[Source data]
——————————
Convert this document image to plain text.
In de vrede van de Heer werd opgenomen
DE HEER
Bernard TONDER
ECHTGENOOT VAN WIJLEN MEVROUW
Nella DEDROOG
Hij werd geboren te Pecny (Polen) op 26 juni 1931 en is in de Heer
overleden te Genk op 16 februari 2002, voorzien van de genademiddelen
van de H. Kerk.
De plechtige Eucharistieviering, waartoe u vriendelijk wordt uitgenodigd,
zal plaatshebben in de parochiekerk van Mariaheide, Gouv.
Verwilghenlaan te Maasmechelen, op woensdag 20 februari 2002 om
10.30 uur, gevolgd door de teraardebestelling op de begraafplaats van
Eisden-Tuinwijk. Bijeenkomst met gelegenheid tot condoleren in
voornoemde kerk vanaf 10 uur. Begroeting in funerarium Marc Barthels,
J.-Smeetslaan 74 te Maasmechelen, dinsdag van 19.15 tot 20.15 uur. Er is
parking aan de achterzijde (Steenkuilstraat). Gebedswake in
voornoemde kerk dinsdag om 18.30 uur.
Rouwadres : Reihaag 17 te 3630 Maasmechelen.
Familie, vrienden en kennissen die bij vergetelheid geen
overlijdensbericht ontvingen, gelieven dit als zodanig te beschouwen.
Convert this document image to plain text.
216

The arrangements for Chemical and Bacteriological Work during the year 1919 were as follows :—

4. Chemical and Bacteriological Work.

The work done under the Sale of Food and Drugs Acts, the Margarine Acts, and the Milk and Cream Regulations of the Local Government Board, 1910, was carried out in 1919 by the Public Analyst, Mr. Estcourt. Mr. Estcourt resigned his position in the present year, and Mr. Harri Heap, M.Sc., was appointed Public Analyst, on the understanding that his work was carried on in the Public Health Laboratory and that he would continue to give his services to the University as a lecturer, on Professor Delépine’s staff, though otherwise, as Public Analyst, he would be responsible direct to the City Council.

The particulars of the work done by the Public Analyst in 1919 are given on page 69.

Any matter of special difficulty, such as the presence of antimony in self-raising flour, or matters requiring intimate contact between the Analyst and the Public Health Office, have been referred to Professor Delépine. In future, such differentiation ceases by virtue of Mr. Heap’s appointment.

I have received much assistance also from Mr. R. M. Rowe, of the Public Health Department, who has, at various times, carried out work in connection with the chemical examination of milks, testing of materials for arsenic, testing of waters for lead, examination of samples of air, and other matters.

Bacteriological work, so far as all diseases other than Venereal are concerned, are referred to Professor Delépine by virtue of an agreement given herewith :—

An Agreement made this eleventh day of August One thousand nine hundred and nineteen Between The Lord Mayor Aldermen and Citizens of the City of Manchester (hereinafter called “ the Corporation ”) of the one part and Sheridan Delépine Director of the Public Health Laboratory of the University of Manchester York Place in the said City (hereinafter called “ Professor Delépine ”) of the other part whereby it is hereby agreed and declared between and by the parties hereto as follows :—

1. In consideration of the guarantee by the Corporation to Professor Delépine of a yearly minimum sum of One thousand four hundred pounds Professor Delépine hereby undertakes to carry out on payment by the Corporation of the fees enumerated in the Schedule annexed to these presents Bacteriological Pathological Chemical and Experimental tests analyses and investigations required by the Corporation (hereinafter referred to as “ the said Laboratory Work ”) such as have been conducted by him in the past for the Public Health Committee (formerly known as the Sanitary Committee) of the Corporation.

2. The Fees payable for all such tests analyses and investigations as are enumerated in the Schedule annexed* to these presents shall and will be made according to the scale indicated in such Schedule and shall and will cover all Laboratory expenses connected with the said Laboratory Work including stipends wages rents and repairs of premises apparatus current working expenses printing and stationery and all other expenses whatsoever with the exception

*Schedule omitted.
——————————
**ASSIGNED TASK**
Show all lines in the entries above where the word "Maasmechelen" appears.

**TASK RESPONSE**
Verwilghenlaan te Maasmechelen, op woensdag 20 februari 2002 om
J.-Smeetslaan 74 te Maasmechelen, dinsdag van 19.15 tot 20.15 uur. Er is
Rouwadres : Reihaag 17 te 3630 Maasmechelen.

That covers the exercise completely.